→ Exercise instructions: Reproduce the listing below verbatim.
|---|
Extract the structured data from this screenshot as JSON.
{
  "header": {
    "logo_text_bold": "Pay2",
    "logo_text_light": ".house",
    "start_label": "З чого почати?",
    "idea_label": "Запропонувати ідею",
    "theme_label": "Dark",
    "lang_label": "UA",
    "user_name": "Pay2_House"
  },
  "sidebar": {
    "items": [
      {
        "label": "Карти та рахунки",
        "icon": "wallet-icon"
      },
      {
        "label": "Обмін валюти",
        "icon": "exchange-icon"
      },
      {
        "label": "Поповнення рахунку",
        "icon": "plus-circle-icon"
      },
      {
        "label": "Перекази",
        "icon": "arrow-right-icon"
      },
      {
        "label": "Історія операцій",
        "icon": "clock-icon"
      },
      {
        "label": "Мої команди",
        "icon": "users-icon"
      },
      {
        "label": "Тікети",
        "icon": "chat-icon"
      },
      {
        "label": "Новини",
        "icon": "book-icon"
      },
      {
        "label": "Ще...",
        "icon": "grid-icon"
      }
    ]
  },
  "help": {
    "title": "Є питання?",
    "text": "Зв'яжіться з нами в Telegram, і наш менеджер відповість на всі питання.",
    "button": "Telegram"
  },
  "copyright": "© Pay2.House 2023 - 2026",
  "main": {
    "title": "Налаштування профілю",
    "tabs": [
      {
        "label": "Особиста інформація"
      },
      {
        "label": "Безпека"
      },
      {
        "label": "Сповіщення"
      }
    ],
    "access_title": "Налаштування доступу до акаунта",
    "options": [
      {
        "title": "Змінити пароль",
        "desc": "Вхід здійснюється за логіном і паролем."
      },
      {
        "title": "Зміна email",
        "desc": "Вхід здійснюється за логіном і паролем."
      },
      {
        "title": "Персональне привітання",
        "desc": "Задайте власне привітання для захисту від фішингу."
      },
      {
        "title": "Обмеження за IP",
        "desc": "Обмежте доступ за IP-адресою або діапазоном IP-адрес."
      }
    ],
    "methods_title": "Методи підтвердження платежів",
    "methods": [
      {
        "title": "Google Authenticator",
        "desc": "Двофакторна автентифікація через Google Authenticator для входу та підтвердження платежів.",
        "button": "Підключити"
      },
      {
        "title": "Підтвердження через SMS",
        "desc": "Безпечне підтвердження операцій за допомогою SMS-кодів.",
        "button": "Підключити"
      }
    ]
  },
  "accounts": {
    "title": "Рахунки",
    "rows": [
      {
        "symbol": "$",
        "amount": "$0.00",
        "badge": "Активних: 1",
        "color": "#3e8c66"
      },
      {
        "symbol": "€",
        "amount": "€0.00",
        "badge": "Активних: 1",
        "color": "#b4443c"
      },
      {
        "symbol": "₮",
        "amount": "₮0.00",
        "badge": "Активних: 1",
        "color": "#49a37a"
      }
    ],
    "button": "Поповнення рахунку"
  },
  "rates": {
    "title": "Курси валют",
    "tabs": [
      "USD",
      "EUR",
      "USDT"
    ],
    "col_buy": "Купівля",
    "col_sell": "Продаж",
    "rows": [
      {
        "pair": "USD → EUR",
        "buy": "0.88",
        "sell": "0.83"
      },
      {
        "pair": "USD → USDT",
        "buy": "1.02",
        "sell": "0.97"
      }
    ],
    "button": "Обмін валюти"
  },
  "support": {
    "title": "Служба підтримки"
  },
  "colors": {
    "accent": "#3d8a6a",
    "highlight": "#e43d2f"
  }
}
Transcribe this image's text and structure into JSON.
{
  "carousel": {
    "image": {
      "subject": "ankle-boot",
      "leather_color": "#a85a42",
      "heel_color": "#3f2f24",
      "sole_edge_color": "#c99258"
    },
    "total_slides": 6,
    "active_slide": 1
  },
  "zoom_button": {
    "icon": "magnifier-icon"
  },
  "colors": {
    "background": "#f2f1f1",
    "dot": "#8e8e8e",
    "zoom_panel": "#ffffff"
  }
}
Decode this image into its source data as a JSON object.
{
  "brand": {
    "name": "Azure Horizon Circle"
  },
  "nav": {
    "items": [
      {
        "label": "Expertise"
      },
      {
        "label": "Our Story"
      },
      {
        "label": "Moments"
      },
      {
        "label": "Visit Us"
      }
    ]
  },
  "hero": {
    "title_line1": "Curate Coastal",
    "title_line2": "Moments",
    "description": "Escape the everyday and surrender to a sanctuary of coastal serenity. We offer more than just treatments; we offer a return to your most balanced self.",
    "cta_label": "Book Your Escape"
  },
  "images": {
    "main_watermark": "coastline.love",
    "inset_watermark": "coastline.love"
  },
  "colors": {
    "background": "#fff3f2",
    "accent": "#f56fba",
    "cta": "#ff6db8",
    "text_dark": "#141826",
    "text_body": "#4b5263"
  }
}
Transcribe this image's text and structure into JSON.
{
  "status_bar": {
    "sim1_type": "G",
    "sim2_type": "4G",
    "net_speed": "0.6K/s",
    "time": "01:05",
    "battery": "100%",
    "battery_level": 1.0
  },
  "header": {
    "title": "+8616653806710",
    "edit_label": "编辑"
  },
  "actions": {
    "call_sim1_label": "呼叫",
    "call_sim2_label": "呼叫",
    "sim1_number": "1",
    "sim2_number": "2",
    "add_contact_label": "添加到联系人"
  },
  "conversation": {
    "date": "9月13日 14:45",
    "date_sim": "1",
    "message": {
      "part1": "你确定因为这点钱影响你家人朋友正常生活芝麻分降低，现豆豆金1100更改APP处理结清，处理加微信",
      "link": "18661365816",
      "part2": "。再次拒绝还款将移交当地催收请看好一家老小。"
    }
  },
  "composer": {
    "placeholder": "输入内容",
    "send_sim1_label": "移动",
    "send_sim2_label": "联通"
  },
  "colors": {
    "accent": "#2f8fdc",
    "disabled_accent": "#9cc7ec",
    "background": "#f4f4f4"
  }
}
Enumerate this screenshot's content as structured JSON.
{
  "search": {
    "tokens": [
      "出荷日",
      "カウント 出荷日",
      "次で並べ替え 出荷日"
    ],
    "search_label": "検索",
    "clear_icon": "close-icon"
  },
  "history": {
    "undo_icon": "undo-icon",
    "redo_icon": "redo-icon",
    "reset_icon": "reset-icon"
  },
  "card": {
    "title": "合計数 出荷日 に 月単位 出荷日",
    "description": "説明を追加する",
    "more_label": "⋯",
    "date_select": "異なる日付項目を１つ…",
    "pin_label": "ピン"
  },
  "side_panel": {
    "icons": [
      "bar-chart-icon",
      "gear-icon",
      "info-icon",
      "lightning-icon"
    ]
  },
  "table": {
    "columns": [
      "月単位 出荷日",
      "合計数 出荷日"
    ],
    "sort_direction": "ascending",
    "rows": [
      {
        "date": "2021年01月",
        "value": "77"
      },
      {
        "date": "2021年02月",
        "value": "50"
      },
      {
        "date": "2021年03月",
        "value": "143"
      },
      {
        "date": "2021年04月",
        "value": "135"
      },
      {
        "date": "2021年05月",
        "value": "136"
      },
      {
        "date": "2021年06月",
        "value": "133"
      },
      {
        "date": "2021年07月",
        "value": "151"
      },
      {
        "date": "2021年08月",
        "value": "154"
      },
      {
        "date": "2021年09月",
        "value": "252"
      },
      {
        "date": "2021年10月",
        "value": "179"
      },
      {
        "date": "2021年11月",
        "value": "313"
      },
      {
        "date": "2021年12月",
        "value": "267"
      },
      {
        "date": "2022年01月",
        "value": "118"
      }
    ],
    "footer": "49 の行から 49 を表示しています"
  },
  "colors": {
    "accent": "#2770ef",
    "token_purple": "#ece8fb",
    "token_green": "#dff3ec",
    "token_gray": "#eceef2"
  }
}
|---|
→ Solved exercise:
Extract the structured data from this screenshot as JSON.
{
  "header": {
    "logo_text_bold": "Pay2",
    "logo_text_light": ".house",
    "start_label": "З чого почати?",
    "idea_label": "Запропонувати ідею",
    "theme_label": "Dark",
    "lang_label": "UA",
    "user_name": "Pay2_House"
  },
  "sidebar": {
    "items": [
      {
        "label": "Карти та рахунки",
        "icon": "wallet-icon"
      },
      {
        "label": "Обмін валюти",
        "icon": "exchange-icon"
      },
      {
        "label": "Поповнення рахунку",
        "icon": "plus-circle-icon"
      },
      {
        "label": "Перекази",
        "icon": "arrow-right-icon"
      },
      {
        "label": "Історія операцій",
        "icon": "clock-icon"
      },
      {
        "label": "Мої команди",
        "icon": "users-icon"
      },
      {
        "label": "Тікети",
        "icon": "chat-icon"
      },
      {
        "label": "Новини",
        "icon": "book-icon"
      },
      {
        "label": "Ще...",
        "icon": "grid-icon"
      }
    ]
  },
  "help": {
    "title": "Є питання?",
    "text": "Зв'яжіться з нами в Telegram, і наш менеджер відповість на всі питання.",
    "button": "Telegram"
  },
  "copyright": "© Pay2.House 2023 - 2026",
  "main": {
    "title": "Налаштування профілю",
    "tabs": [
      {
        "label": "Особиста інформація"
      },
      {
        "label": "Безпека"
      },
      {
        "label": "Сповіщення"
      }
    ],
    "access_title": "Налаштування доступу до акаунта",
    "options": [
      {
        "title": "Змінити пароль",
        "desc": "Вхід здійснюється за логіном і паролем."
      },
      {
        "title": "Зміна email",
        "desc": "Вхід здійснюється за логіном і паролем."
      },
      {
        "title": "Персональне привітання",
        "desc": "Задайте власне привітання для захисту від фішингу."
      },
      {
        "title": "Обмеження за IP",
        "desc": "Обмежте доступ за IP-адресою або діапазоном IP-адрес."
      }
    ],
    "methods_title": "Методи підтвердження платежів",
    "methods": [
      {
        "title": "Google Authenticator",
        "desc": "Двофакторна автентифікація через Google Authenticator для входу та підтвердження платежів.",
        "button": "Підключити"
      },
      {
        "title": "Підтвердження через SMS",
        "desc": "Безпечне підтвердження операцій за допомогою SMS-кодів.",
        "button": "Підключити"
      }
    ]
  },
  "accounts": {
    "title": "Рахунки",
    "rows": [
      {
        "symbol": "$",
        "amount": "$0.00",
        "badge": "Активних: 1",
        "color": "#3e8c66"
      },
      {
        "symbol": "€",
        "amount": "€0.00",
        "badge": "Активних: 1",
        "color": "#b4443c"
      },
      {
        "symbol": "₮",
        "amount": "₮0.00",
        "badge": "Активних: 1",
        "color": "#49a37a"
      }
    ],
    "button": "Поповнення рахунку"
  },
  "rates": {
    "title": "Курси валют",
    "tabs": [
      "USD",
      "EUR",
      "USDT"
    ],
    "col_buy": "Купівля",
    "col_sell": "Продаж",
    "rows": [
      {
        "pair": "USD → EUR",
        "buy": "0.88",
        "sell": "0.83"
      },
      {
        "pair": "USD → USDT",
        "buy": "1.02",
        "sell": "0.97"
      }
    ],
    "button": "Обмін валюти"
  },
  "support": {
    "title": "Служба підтримки"
  },
  "colors": {
    "accent": "#3d8a6a",
    "highlight": "#e43d2f"
  }
}
Transcribe this image's text and structure into JSON.
{
  "carousel": {
    "image": {
      "subject": "ankle-boot",
      "leather_color": "#a85a42",
      "heel_color": "#3f2f24",
      "sole_edge_color": "#c99258"
    },
    "total_slides": 6,
    "active_slide": 1
  },
  "zoom_button": {
    "icon": "magnifier-icon"
  },
  "colors": {
    "background": "#f2f1f1",
    "dot": "#8e8e8e",
    "zoom_panel": "#ffffff"
  }
}
Decode this image into its source data as a JSON object.
{
  "brand": {
    "name": "Azure Horizon Circle"
  },
  "nav": {
    "items": [
      {
        "label": "Expertise"
      },
      {
        "label": "Our Story"
      },
      {
        "label": "Moments"
      },
      {
        "label": "Visit Us"
      }
    ]
  },
  "hero": {
    "title_line1": "Curate Coastal",
    "title_line2": "Moments",
    "description": "Escape the everyday and surrender to a sanctuary of coastal serenity. We offer more than just treatments; we offer a return to your most balanced self.",
    "cta_label": "Book Your Escape"
  },
  "images": {
    "main_watermark": "coastline.love",
    "inset_watermark": "coastline.love"
  },
  "colors": {
    "background": "#fff3f2",
    "accent": "#f56fba",
    "cta": "#ff6db8",
    "text_dark": "#141826",
    "text_body": "#4b5263"
  }
}
Transcribe this image's text and structure into JSON.
{
  "status_bar": {
    "sim1_type": "G",
    "sim2_type": "4G",
    "net_speed": "0.6K/s",
    "time": "01:05",
    "battery": "100%",
    "battery_level": 1.0
  },
  "header": {
    "title": "+8616653806710",
    "edit_label": "编辑"
  },
  "actions": {
    "call_sim1_label": "呼叫",
    "call_sim2_label": "呼叫",
    "sim1_number": "1",
    "sim2_number": "2",
    "add_contact_label": "添加到联系人"
  },
  "conversation": {
    "date": "9月13日 14:45",
    "date_sim": "1",
    "message": {
      "part1": "你确定因为这点钱影响你家人朋友正常生活芝麻分降低，现豆豆金1100更改APP处理结清，处理加微信",
      "link": "18661365816",
      "part2": "。再次拒绝还款将移交当地催收请看好一家老小。"
    }
  },
  "composer": {
    "placeholder": "输入内容",
    "send_sim1_label": "移动",
    "send_sim2_label": "联通"
  },
  "colors": {
    "accent": "#2f8fdc",
    "disabled_accent": "#9cc7ec",
    "background": "#f4f4f4"
  }
}
Enumerate this screenshot's content as structured JSON.
{
  "search": {
    "tokens": [
      "出荷日",
      "カウント 出荷日",
      "次で並べ替え 出荷日"
    ],
    "search_label": "検索",
    "clear_icon": "close-icon"
  },
  "history": {
    "undo_icon": "undo-icon",
    "redo_icon": "redo-icon",
    "reset_icon": "reset-icon"
  },
  "card": {
    "title": "合計数 出荷日 に 月単位 出荷日",
    "description": "説明を追加する",
    "more_label": "⋯",
    "date_select": "異なる日付項目を１つ…",
    "pin_label": "ピン"
  },
  "side_panel": {
    "icons": [
      "bar-chart-icon",
      "gear-icon",
      "info-icon",
      "lightning-icon"
    ]
  },
  "table": {
    "columns": [
      "月単位 出荷日",
      "合計数 出荷日"
    ],
    "sort_direction": "ascending",
    "rows": [
      {
        "date": "2021年01月",
        "value": "77"
      },
      {
        "date": "2021年02月",
        "value": "50"
      },
      {
        "date": "2021年03月",
        "value": "143"
      },
      {
        "date": "2021年04月",
        "value": "135"
      },
      {
        "date": "2021年05月",
        "value": "136"
      },
      {
        "date": "2021年06月",
        "value": "133"
      },
      {
        "date": "2021年07月",
        "value": "151"
      },
      {
        "date": "2021年08月",
        "value": "154"
      },
      {
        "date": "2021年09月",
        "value": "252"
      },
      {
        "date": "2021年10月",
        "value": "179"
      },
      {
        "date": "2021年11月",
        "value": "313"
      },
      {
        "date": "2021年12月",
        "value": "267"
      },
      {
        "date": "2022年01月",
        "value": "118"
      }
    ],
    "footer": "49 の行から 49 を表示しています"
  },
  "colors": {
    "accent": "#2770ef",
    "token_purple": "#ece8fb",
    "token_green": "#dff3ec",
    "token_gray": "#eceef2"
  }
}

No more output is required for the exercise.